* [Objective]
Reproduce the records below exactly as they appear.

[begin Data section]

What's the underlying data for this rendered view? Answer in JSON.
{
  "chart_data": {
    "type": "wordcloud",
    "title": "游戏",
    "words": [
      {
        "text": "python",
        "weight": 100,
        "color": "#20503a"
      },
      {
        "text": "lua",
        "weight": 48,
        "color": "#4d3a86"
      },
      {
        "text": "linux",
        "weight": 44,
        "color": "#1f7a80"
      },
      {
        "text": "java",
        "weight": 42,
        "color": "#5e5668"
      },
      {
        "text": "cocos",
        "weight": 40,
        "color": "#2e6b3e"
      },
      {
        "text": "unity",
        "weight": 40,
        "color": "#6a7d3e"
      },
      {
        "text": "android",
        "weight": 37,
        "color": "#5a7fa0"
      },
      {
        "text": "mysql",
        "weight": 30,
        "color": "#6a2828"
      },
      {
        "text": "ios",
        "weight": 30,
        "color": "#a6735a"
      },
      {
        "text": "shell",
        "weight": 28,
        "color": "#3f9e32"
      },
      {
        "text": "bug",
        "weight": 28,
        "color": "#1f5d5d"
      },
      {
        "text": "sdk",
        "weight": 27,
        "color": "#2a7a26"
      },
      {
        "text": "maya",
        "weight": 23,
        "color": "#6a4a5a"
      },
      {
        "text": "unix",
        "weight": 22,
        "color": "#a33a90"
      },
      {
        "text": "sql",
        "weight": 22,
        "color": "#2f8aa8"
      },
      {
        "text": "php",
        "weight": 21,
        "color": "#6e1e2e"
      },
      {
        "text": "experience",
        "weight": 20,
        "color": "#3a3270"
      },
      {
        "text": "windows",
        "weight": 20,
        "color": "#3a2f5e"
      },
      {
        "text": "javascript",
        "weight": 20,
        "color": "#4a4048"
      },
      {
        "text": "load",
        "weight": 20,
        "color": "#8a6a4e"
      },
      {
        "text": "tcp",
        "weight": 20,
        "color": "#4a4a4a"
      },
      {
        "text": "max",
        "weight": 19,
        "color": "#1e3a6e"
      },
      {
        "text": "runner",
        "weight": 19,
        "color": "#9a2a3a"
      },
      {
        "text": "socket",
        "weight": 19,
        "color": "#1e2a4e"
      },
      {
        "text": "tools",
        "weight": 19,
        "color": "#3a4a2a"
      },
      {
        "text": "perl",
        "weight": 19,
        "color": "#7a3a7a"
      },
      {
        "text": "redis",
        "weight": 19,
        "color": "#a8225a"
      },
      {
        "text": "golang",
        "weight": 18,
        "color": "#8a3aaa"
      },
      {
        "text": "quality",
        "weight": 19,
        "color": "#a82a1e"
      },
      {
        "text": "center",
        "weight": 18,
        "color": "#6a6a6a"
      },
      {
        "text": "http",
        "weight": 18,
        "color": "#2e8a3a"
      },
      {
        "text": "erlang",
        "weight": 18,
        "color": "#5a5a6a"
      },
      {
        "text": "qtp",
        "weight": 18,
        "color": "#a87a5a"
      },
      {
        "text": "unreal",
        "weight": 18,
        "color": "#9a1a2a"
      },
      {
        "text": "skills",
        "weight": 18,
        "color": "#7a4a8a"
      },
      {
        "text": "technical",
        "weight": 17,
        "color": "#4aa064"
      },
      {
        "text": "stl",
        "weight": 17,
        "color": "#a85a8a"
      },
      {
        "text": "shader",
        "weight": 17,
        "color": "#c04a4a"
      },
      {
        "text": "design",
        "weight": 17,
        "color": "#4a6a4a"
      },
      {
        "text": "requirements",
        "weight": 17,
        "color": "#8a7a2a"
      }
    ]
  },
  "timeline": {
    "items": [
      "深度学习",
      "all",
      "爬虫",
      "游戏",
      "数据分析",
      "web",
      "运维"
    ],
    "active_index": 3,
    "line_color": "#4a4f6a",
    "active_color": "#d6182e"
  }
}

[end Data section]

* [Written response]
What's the underlying data for this rendered view? Answer in JSON.
{
  "chart_data": {
    "type": "wordcloud",
    "title": "游戏",
    "words": [
      {
        "text": "python",
        "weight": 100,
        "color": "#20503a"
      },
      {
        "text": "lua",
        "weight": 48,
        "color": "#4d3a86"
      },
      {
        "text": "linux",
        "weight": 44,
        "color": "#1f7a80"
      },
      {
        "text": "java",
        "weight": 42,
        "color": "#5e5668"
      },
      {
        "text": "cocos",
        "weight": 40,
        "color": "#2e6b3e"
      },
      {
        "text": "unity",
        "weight": 40,
        "color": "#6a7d3e"
      },
      {
        "text": "android",
        "weight": 37,
        "color": "#5a7fa0"
      },
      {
        "text": "mysql",
        "weight": 30,
        "color": "#6a2828"
      },
      {
        "text": "ios",
        "weight": 30,
        "color": "#a6735a"
      },
      {
        "text": "shell",
        "weight": 28,
        "color": "#3f9e32"
      },
      {
        "text": "bug",
        "weight": 28,
        "color": "#1f5d5d"
      },
      {
        "text": "sdk",
        "weight": 27,
        "color": "#2a7a26"
      },
      {
        "text": "maya",
        "weight": 23,
        "color": "#6a4a5a"
      },
      {
        "text": "unix",
        "weight": 22,
        "color": "#a33a90"
      },
      {
        "text": "sql",
        "weight": 22,
        "color": "#2f8aa8"
      },
      {
        "text": "php",
        "weight": 21,
        "color": "#6e1e2e"
      },
      {
        "text": "experience",
        "weight": 20,
        "color": "#3a3270"
      },
      {
        "text": "windows",
        "weight": 20,
        "color": "#3a2f5e"
      },
      {
        "text": "javascript",
        "weight": 20,
        "color": "#4a4048"
      },
      {
        "text": "load",
        "weight": 20,
        "color": "#8a6a4e"
      },
      {
        "text": "tcp",
        "weight": 20,
        "color": "#4a4a4a"
      },
      {
        "text": "max",
        "weight": 19,
        "color": "#1e3a6e"
      },
      {
        "text": "runner",
        "weight": 19,
        "color": "#9a2a3a"
      },
      {
        "text": "socket",
        "weight": 19,
        "color": "#1e2a4e"
      },
      {
        "text": "tools",
        "weight": 19,
        "color": "#3a4a2a"
      },
      {
        "text": "perl",
        "weight": 19,
        "color": "#7a3a7a"
      },
      {
        "text": "redis",
        "weight": 19,
        "color": "#a8225a"
      },
      {
        "text": "golang",
        "weight": 18,
        "color": "#8a3aaa"
      },
      {
        "text": "quality",
        "weight": 19,
        "color": "#a82a1e"
      },
      {
        "text": "center",
        "weight": 18,
        "color": "#6a6a6a"
      },
      {
        "text": "http",
        "weight": 18,
        "color": "#2e8a3a"
      },
      {
        "text": "erlang",
        "weight": 18,
        "color": "#5a5a6a"
      },
      {
        "text": "qtp",
        "weight": 18,
        "color": "#a87a5a"
      },
      {
        "text": "unreal",
        "weight": 18,
        "color": "#9a1a2a"
      },
      {
        "text": "skills",
        "weight": 18,
        "color": "#7a4a8a"
      },
      {
        "text": "technical",
        "weight": 17,
        "color": "#4aa064"
      },
      {
        "text": "stl",
        "weight": 17,
        "color": "#a85a8a"
      },
      {
        "text": "shader",
        "weight": 17,
        "color": "#c04a4a"
      },
      {
        "text": "design",
        "weight": 17,
        "color": "#4a6a4a"
      },
      {
        "text": "requirements",
        "weight": 17,
        "color": "#8a7a2a"
      }
    ]
  },
  "timeline": {
    "items": [
      "深度学习",
      "all",
      "爬虫",
      "游戏",
      "数据分析",
      "web",
      "运维"
    ],
    "active_index": 3,
    "line_color": "#4a4f6a",
    "active_color": "#d6182e"
  }
}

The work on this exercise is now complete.